What to work on:
Every record should be copied exactly, except that pictures are to be omitted.

= = = = = = =

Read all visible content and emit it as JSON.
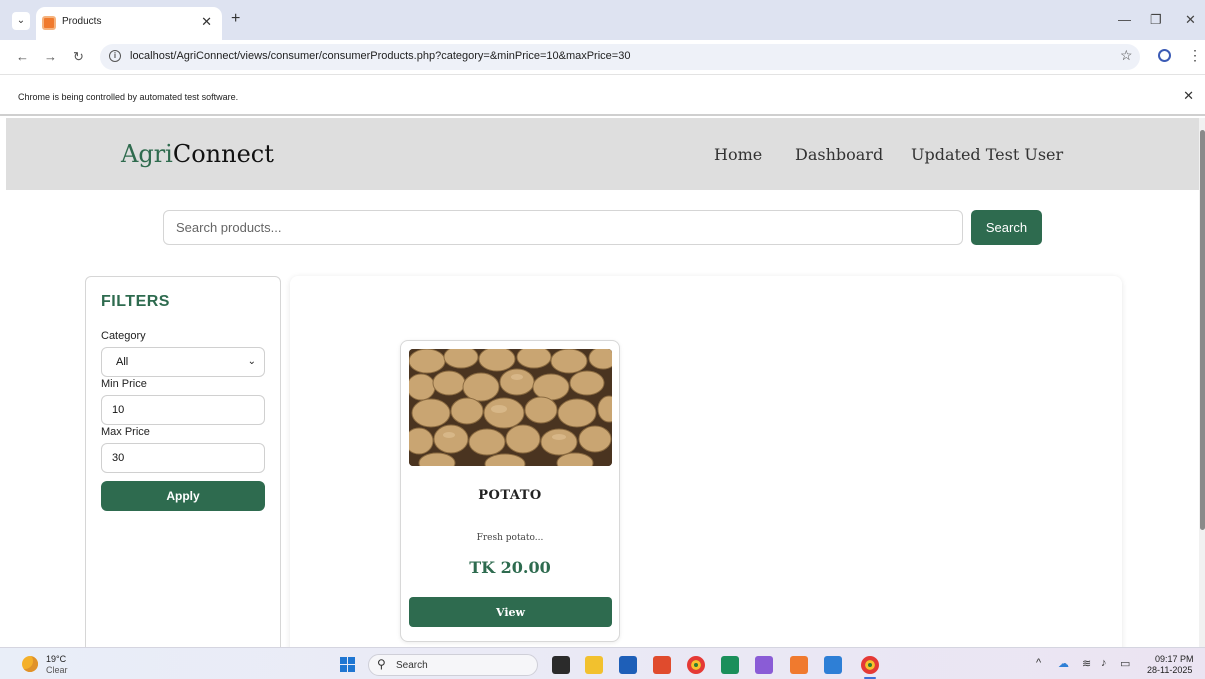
{
  "browser": {
    "tab_title": "Products",
    "url": "localhost/AgriConnect/views/consumer/consumerProducts.php?category=&minPrice=10&maxPrice=30",
    "automation_notice": "Chrome is being controlled by automated test software."
  },
  "site": {
    "brand_prefix": "Agri",
    "brand_suffix": "Connect",
    "nav": [
      "Home",
      "Dashboard",
      "Updated Test User"
    ]
  },
  "search": {
    "placeholder": "Search products...",
    "button_label": "Search"
  },
  "filters": {
    "title": "FILTERS",
    "category_label": "Category",
    "category_value": "All",
    "min_label": "Min Price",
    "min_value": "10",
    "max_label": "Max Price",
    "max_value": "30",
    "apply_label": "Apply"
  },
  "products": [
    {
      "name": "POTATO",
      "description": "Fresh potato...",
      "price": "TK 20.00",
      "view_label": "View"
    }
  ],
  "taskbar": {
    "temperature": "19°C",
    "condition": "Clear",
    "search_text": "Search",
    "time": "09:17 PM",
    "date": "28-11-2025"
  },
  "colors": {
    "accent": "#2e6b4f",
    "header_bg": "#dedede"
  }
}
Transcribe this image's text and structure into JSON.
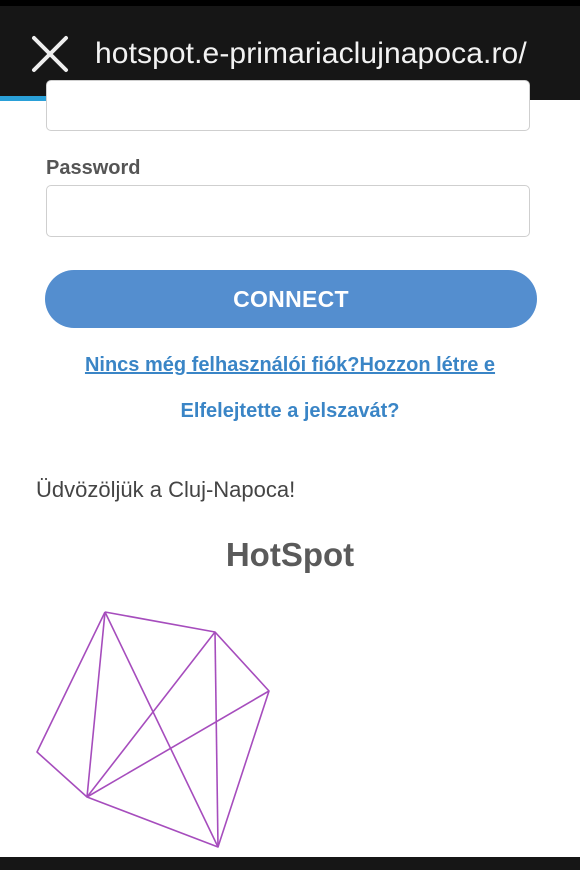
{
  "browser": {
    "url": "hotspot.e-primariaclujnapoca.ro/",
    "close_icon": "close-icon",
    "progress_percent": 22
  },
  "form": {
    "password_label": "Password",
    "password_value": "",
    "username_value": "",
    "connect_label": "CONNECT",
    "register_link": "Nincs még felhasználói fiók?Hozzon létre e",
    "forgot_link": "Elfelejtette a jelszavát?"
  },
  "content": {
    "welcome_text": "Üdvözöljük a Cluj-Napoca!",
    "hotspot_heading": "HotSpot",
    "logo_icon": "geometric-wireframe-logo",
    "logo_color": "#a64dbd"
  },
  "colors": {
    "accent": "#548ecf",
    "link": "#3a85c6",
    "bar": "#161616"
  }
}
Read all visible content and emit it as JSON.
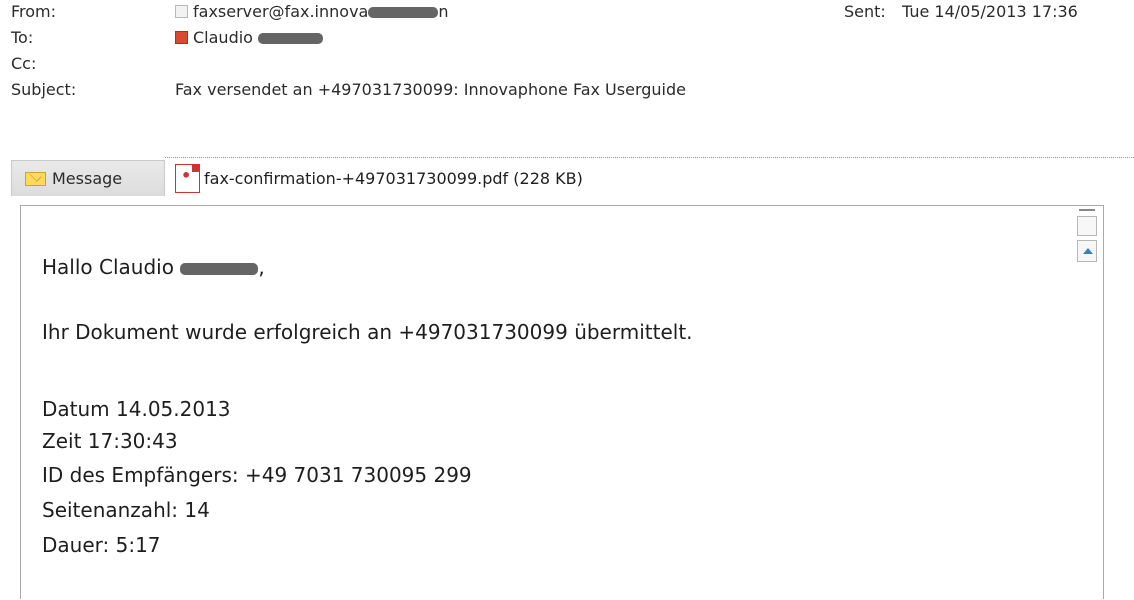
{
  "header": {
    "from_label": "From:",
    "from_value": "faxserver@fax.innova",
    "from_value_tail": "n",
    "sent_label": "Sent:",
    "sent_value": "Tue 14/05/2013 17:36",
    "to_label": "To:",
    "to_value": "Claudio",
    "cc_label": "Cc:",
    "subject_label": "Subject:",
    "subject_value": "Fax versendet an +497031730099: Innovaphone Fax Userguide"
  },
  "tabs": {
    "message_label": "Message",
    "attachment_label": "fax-confirmation-+497031730099.pdf (228 KB)"
  },
  "body": {
    "greeting_prefix": "Hallo Claudio",
    "greeting_suffix": ",",
    "line_sent": "Ihr Dokument wurde erfolgreich an +497031730099 übermittelt.",
    "line_date": "Datum 14.05.2013",
    "line_time": "Zeit 17:30:43",
    "line_recipient_id": "ID des Empfängers: +49 7031 730095 299",
    "line_pages": "Seitenanzahl: 14",
    "line_duration": "Dauer: 5:17"
  },
  "icons": {
    "message": "envelope-icon",
    "attachment": "pdf-icon",
    "contact_from": "contact-status-gray-icon",
    "contact_to": "contact-status-red-icon",
    "scroll_up": "scroll-up-arrow-icon",
    "split": "split-view-icon"
  },
  "colors": {
    "pdf_red": "#cc3333",
    "contact_red": "#d94a30",
    "envelope_yellow": "#ffd95a",
    "scroll_arrow_blue": "#3c7fbf"
  }
}
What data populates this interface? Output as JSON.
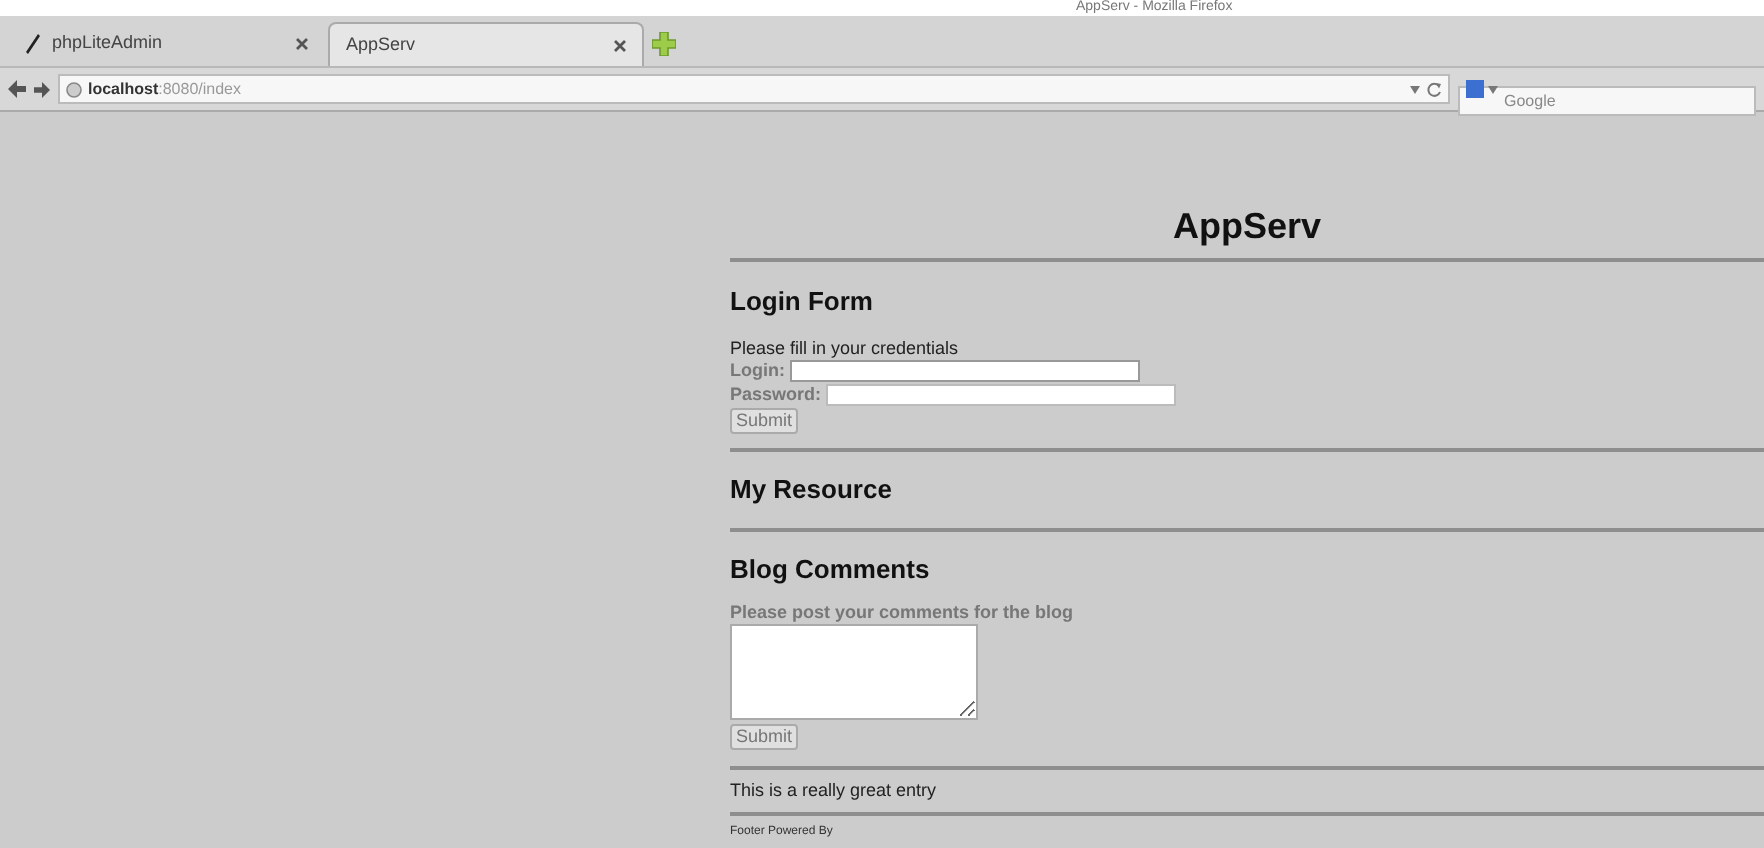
{
  "window": {
    "title": "AppServ - Mozilla Firefox"
  },
  "tabs": [
    {
      "label": "phpLiteAdmin",
      "selected": false
    },
    {
      "label": "AppServ",
      "selected": true
    }
  ],
  "address_bar": {
    "host": "localhost",
    "path": ":8080/index"
  },
  "search": {
    "placeholder": "Google"
  },
  "page": {
    "title": "AppServ",
    "login": {
      "heading": "Login Form",
      "intro": "Please fill in your credentials",
      "login_label": "Login:",
      "password_label": "Password:",
      "submit": "Submit"
    },
    "resource": {
      "heading": "My Resource"
    },
    "blog": {
      "heading": "Blog Comments",
      "prompt": "Please post your comments for the blog",
      "submit": "Submit"
    },
    "entry": "This is a really great entry",
    "footer": "Footer Powered By"
  }
}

= = = = = = =

Answer to this task:
Read all visible content and emit it as JSON.
{
  "browser": {
    "tab_title": "Products",
    "url": "localhost/AgriConnect/views/consumer/consumerProducts.php?category=&minPrice=10&maxPrice=30",
    "automation_notice": "Chrome is being controlled by automated test software."
  },
  "site": {
    "brand_prefix": "Agri",
    "brand_suffix": "Connect",
    "nav": [
      "Home",
      "Dashboard",
      "Updated Test User"
    ]
  },
  "search": {
    "placeholder": "Search products...",
    "button_label": "Search"
  },
  "filters": {
    "title": "FILTERS",
    "category_label": "Category",
    "category_value": "All",
    "min_label": "Min Price",
    "min_value": "10",
    "max_label": "Max Price",
    "max_value": "30",
    "apply_label": "Apply"
  },
  "products": [
    {
      "name": "POTATO",
      "description": "Fresh potato...",
      "price": "TK 20.00",
      "view_label": "View"
    }
  ],
  "taskbar": {
    "temperature": "19°C",
    "condition": "Clear",
    "search_text": "Search",
    "time": "09:17 PM",
    "date": "28-11-2025"
  },
  "colors": {
    "accent": "#2e6b4f",
    "header_bg": "#dedede"
  }
}
Transcribe this image's text and structure into JSON.
{
  "browser": {
    "url": "hotspot.e-primariaclujnapoca.ro/",
    "close_icon": "close-icon",
    "progress_percent": 22
  },
  "form": {
    "password_label": "Password",
    "password_value": "",
    "username_value": "",
    "connect_label": "CONNECT",
    "register_link": "Nincs még felhasználói fiók?Hozzon létre e",
    "forgot_link": "Elfelejtette a jelszavát?"
  },
  "content": {
    "welcome_text": "Üdvözöljük a Cluj-Napoca!",
    "hotspot_heading": "HotSpot",
    "logo_icon": "geometric-wireframe-logo",
    "logo_color": "#a64dbd"
  },
  "colors": {
    "accent": "#548ecf",
    "link": "#3a85c6",
    "bar": "#161616"
  }
}
Read all visible content and emit it as JSON.
{
  "header": {
    "from_label": "From:",
    "from_value": "faxserver@fax.innova",
    "from_value_tail": "n",
    "sent_label": "Sent:",
    "sent_value": "Tue 14/05/2013 17:36",
    "to_label": "To:",
    "to_value": "Claudio",
    "cc_label": "Cc:",
    "subject_label": "Subject:",
    "subject_value": "Fax versendet an +497031730099: Innovaphone Fax Userguide"
  },
  "tabs": {
    "message_label": "Message",
    "attachment_label": "fax-confirmation-+497031730099.pdf (228 KB)"
  },
  "body": {
    "greeting_prefix": "Hallo Claudio",
    "greeting_suffix": ",",
    "line_sent": "Ihr Dokument wurde erfolgreich an +497031730099 übermittelt.",
    "line_date": "Datum 14.05.2013",
    "line_time": "Zeit 17:30:43",
    "line_recipient_id": "ID des Empfängers: +49 7031 730095 299",
    "line_pages": "Seitenanzahl: 14",
    "line_duration": "Dauer: 5:17"
  },
  "icons": {
    "message": "envelope-icon",
    "attachment": "pdf-icon",
    "contact_from": "contact-status-gray-icon",
    "contact_to": "contact-status-red-icon",
    "scroll_up": "scroll-up-arrow-icon",
    "split": "split-view-icon"
  },
  "colors": {
    "pdf_red": "#cc3333",
    "contact_red": "#d94a30",
    "envelope_yellow": "#ffd95a",
    "scroll_arrow_blue": "#3c7fbf"
  }
}
What data populates this interface? Output as JSON.
{
  "window": {
    "title": "AppServ - Mozilla Firefox"
  },
  "tabs": [
    {
      "label": "phpLiteAdmin",
      "selected": false
    },
    {
      "label": "AppServ",
      "selected": true
    }
  ],
  "address_bar": {
    "host": "localhost",
    "path": ":8080/index"
  },
  "search": {
    "placeholder": "Google"
  },
  "page": {
    "title": "AppServ",
    "login": {
      "heading": "Login Form",
      "intro": "Please fill in your credentials",
      "login_label": "Login:",
      "password_label": "Password:",
      "submit": "Submit"
    },
    "resource": {
      "heading": "My Resource"
    },
    "blog": {
      "heading": "Blog Comments",
      "prompt": "Please post your comments for the blog",
      "submit": "Submit"
    },
    "entry": "This is a really great entry",
    "footer": "Footer Powered By"
  }
}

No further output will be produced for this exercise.